## [Raw data]
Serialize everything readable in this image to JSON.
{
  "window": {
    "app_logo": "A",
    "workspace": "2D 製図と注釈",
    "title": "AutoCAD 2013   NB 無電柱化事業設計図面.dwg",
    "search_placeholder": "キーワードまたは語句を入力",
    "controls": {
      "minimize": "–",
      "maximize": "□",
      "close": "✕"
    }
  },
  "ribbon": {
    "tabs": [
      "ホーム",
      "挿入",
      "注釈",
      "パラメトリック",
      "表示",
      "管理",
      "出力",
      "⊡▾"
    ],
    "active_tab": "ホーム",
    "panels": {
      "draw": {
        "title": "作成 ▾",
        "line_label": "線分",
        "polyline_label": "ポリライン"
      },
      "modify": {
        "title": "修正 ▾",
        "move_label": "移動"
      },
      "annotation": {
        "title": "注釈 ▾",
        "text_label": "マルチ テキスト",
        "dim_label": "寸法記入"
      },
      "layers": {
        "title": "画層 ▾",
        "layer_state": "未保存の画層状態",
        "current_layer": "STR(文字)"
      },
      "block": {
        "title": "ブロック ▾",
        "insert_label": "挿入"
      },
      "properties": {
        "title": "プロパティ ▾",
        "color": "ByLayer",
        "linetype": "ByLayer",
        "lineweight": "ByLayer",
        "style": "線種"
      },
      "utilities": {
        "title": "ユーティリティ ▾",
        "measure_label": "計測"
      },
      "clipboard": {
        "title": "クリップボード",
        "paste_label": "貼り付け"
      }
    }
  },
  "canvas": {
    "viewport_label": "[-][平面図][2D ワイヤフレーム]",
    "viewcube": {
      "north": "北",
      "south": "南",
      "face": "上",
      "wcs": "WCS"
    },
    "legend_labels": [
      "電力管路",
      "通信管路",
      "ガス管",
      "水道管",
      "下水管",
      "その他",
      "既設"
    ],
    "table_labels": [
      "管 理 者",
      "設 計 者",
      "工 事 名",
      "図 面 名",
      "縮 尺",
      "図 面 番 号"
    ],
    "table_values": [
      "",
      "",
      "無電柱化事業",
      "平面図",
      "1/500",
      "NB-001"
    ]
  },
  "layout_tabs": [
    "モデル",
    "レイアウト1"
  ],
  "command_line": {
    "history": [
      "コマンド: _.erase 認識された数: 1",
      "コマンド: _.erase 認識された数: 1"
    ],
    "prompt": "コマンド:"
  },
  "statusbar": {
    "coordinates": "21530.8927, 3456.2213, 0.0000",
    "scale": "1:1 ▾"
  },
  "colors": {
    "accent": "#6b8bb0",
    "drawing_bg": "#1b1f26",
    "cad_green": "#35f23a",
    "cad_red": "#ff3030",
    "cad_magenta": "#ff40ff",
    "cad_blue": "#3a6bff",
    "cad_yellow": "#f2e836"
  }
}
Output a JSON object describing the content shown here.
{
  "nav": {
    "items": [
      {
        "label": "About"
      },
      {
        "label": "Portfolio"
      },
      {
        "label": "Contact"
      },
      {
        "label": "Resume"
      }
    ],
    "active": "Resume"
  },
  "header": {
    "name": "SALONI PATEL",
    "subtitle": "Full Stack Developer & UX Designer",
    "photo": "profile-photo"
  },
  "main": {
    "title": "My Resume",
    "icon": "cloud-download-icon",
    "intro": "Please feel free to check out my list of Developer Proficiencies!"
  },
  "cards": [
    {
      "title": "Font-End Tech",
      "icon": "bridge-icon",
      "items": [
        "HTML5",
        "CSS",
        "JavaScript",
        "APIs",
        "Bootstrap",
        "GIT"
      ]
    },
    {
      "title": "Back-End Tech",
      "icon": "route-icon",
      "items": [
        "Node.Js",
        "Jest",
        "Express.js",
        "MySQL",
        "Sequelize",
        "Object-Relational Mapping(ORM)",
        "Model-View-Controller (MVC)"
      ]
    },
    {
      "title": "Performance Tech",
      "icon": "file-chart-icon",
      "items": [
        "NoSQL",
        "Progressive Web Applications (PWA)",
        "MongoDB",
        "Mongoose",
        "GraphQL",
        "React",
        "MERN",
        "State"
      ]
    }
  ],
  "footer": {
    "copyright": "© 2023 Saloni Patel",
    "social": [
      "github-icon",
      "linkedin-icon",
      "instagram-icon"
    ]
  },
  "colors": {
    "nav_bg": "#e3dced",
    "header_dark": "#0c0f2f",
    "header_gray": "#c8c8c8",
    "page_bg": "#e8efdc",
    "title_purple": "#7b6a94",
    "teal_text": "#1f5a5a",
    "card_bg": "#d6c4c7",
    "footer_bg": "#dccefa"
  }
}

## [Given request]
Using the listing above, reproduce each line without omission.

## [Solution below]
Serialize everything readable in this image to JSON.
{
  "window": {
    "app_logo": "A",
    "workspace": "2D 製図と注釈",
    "title": "AutoCAD 2013   NB 無電柱化事業設計図面.dwg",
    "search_placeholder": "キーワードまたは語句を入力",
    "controls": {
      "minimize": "–",
      "maximize": "□",
      "close": "✕"
    }
  },
  "ribbon": {
    "tabs": [
      "ホーム",
      "挿入",
      "注釈",
      "パラメトリック",
      "表示",
      "管理",
      "出力",
      "⊡▾"
    ],
    "active_tab": "ホーム",
    "panels": {
      "draw": {
        "title": "作成 ▾",
        "line_label": "線分",
        "polyline_label": "ポリライン"
      },
      "modify": {
        "title": "修正 ▾",
        "move_label": "移動"
      },
      "annotation": {
        "title": "注釈 ▾",
        "text_label": "マルチ テキスト",
        "dim_label": "寸法記入"
      },
      "layers": {
        "title": "画層 ▾",
        "layer_state": "未保存の画層状態",
        "current_layer": "STR(文字)"
      },
      "block": {
        "title": "ブロック ▾",
        "insert_label": "挿入"
      },
      "properties": {
        "title": "プロパティ ▾",
        "color": "ByLayer",
        "linetype": "ByLayer",
        "lineweight": "ByLayer",
        "style": "線種"
      },
      "utilities": {
        "title": "ユーティリティ ▾",
        "measure_label": "計測"
      },
      "clipboard": {
        "title": "クリップボード",
        "paste_label": "貼り付け"
      }
    }
  },
  "canvas": {
    "viewport_label": "[-][平面図][2D ワイヤフレーム]",
    "viewcube": {
      "north": "北",
      "south": "南",
      "face": "上",
      "wcs": "WCS"
    },
    "legend_labels": [
      "電力管路",
      "通信管路",
      "ガス管",
      "水道管",
      "下水管",
      "その他",
      "既設"
    ],
    "table_labels": [
      "管 理 者",
      "設 計 者",
      "工 事 名",
      "図 面 名",
      "縮 尺",
      "図 面 番 号"
    ],
    "table_values": [
      "",
      "",
      "無電柱化事業",
      "平面図",
      "1/500",
      "NB-001"
    ]
  },
  "layout_tabs": [
    "モデル",
    "レイアウト1"
  ],
  "command_line": {
    "history": [
      "コマンド: _.erase 認識された数: 1",
      "コマンド: _.erase 認識された数: 1"
    ],
    "prompt": "コマンド:"
  },
  "statusbar": {
    "coordinates": "21530.8927, 3456.2213, 0.0000",
    "scale": "1:1 ▾"
  },
  "colors": {
    "accent": "#6b8bb0",
    "drawing_bg": "#1b1f26",
    "cad_green": "#35f23a",
    "cad_red": "#ff3030",
    "cad_magenta": "#ff40ff",
    "cad_blue": "#3a6bff",
    "cad_yellow": "#f2e836"
  }
}
Output a JSON object describing the content shown here.
{
  "nav": {
    "items": [
      {
        "label": "About"
      },
      {
        "label": "Portfolio"
      },
      {
        "label": "Contact"
      },
      {
        "label": "Resume"
      }
    ],
    "active": "Resume"
  },
  "header": {
    "name": "SALONI PATEL",
    "subtitle": "Full Stack Developer & UX Designer",
    "photo": "profile-photo"
  },
  "main": {
    "title": "My Resume",
    "icon": "cloud-download-icon",
    "intro": "Please feel free to check out my list of Developer Proficiencies!"
  },
  "cards": [
    {
      "title": "Font-End Tech",
      "icon": "bridge-icon",
      "items": [
        "HTML5",
        "CSS",
        "JavaScript",
        "APIs",
        "Bootstrap",
        "GIT"
      ]
    },
    {
      "title": "Back-End Tech",
      "icon": "route-icon",
      "items": [
        "Node.Js",
        "Jest",
        "Express.js",
        "MySQL",
        "Sequelize",
        "Object-Relational Mapping(ORM)",
        "Model-View-Controller (MVC)"
      ]
    },
    {
      "title": "Performance Tech",
      "icon": "file-chart-icon",
      "items": [
        "NoSQL",
        "Progressive Web Applications (PWA)",
        "MongoDB",
        "Mongoose",
        "GraphQL",
        "React",
        "MERN",
        "State"
      ]
    }
  ],
  "footer": {
    "copyright": "© 2023 Saloni Patel",
    "social": [
      "github-icon",
      "linkedin-icon",
      "instagram-icon"
    ]
  },
  "colors": {
    "nav_bg": "#e3dced",
    "header_dark": "#0c0f2f",
    "header_gray": "#c8c8c8",
    "page_bg": "#e8efdc",
    "title_purple": "#7b6a94",
    "teal_text": "#1f5a5a",
    "card_bg": "#d6c4c7",
    "footer_bg": "#dccefa"
  }
}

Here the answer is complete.